Exercise requirements
Give the listing below again in full, exactly as written.
*** Available records ***
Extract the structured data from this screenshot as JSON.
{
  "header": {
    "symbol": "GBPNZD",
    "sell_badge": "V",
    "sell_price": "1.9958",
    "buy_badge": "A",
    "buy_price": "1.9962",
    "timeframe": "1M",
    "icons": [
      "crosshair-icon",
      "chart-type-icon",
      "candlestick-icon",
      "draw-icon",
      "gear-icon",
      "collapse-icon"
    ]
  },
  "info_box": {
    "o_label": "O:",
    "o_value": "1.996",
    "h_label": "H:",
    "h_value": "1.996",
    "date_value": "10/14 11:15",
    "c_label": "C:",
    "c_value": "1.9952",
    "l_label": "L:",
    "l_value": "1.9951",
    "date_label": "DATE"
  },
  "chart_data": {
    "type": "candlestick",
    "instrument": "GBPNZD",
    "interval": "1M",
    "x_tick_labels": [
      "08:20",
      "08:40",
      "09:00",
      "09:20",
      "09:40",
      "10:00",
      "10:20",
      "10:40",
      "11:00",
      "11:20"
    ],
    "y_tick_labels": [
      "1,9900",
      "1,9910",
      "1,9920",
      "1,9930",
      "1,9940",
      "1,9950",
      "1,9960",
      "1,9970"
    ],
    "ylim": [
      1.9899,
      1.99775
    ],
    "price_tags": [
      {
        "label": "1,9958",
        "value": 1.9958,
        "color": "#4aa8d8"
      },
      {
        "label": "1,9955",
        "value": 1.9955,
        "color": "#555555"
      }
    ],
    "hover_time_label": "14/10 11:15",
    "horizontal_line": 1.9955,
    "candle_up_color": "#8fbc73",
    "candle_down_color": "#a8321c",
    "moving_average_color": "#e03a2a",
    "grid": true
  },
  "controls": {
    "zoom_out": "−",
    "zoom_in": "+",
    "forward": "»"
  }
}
***
Correct answer
Extract the structured data from this screenshot as JSON.
{
  "header": {
    "symbol": "GBPNZD",
    "sell_badge": "V",
    "sell_price": "1.9958",
    "buy_badge": "A",
    "buy_price": "1.9962",
    "timeframe": "1M",
    "icons": [
      "crosshair-icon",
      "chart-type-icon",
      "candlestick-icon",
      "draw-icon",
      "gear-icon",
      "collapse-icon"
    ]
  },
  "info_box": {
    "o_label": "O:",
    "o_value": "1.996",
    "h_label": "H:",
    "h_value": "1.996",
    "date_value": "10/14 11:15",
    "c_label": "C:",
    "c_value": "1.9952",
    "l_label": "L:",
    "l_value": "1.9951",
    "date_label": "DATE"
  },
  "chart_data": {
    "type": "candlestick",
    "instrument": "GBPNZD",
    "interval": "1M",
    "x_tick_labels": [
      "08:20",
      "08:40",
      "09:00",
      "09:20",
      "09:40",
      "10:00",
      "10:20",
      "10:40",
      "11:00",
      "11:20"
    ],
    "y_tick_labels": [
      "1,9900",
      "1,9910",
      "1,9920",
      "1,9930",
      "1,9940",
      "1,9950",
      "1,9960",
      "1,9970"
    ],
    "ylim": [
      1.9899,
      1.99775
    ],
    "price_tags": [
      {
        "label": "1,9958",
        "value": 1.9958,
        "color": "#4aa8d8"
      },
      {
        "label": "1,9955",
        "value": 1.9955,
        "color": "#555555"
      }
    ],
    "hover_time_label": "14/10 11:15",
    "horizontal_line": 1.9955,
    "candle_up_color": "#8fbc73",
    "candle_down_color": "#a8321c",
    "moving_average_color": "#e03a2a",
    "grid": true
  },
  "controls": {
    "zoom_out": "−",
    "zoom_in": "+",
    "forward": "»"
  }
}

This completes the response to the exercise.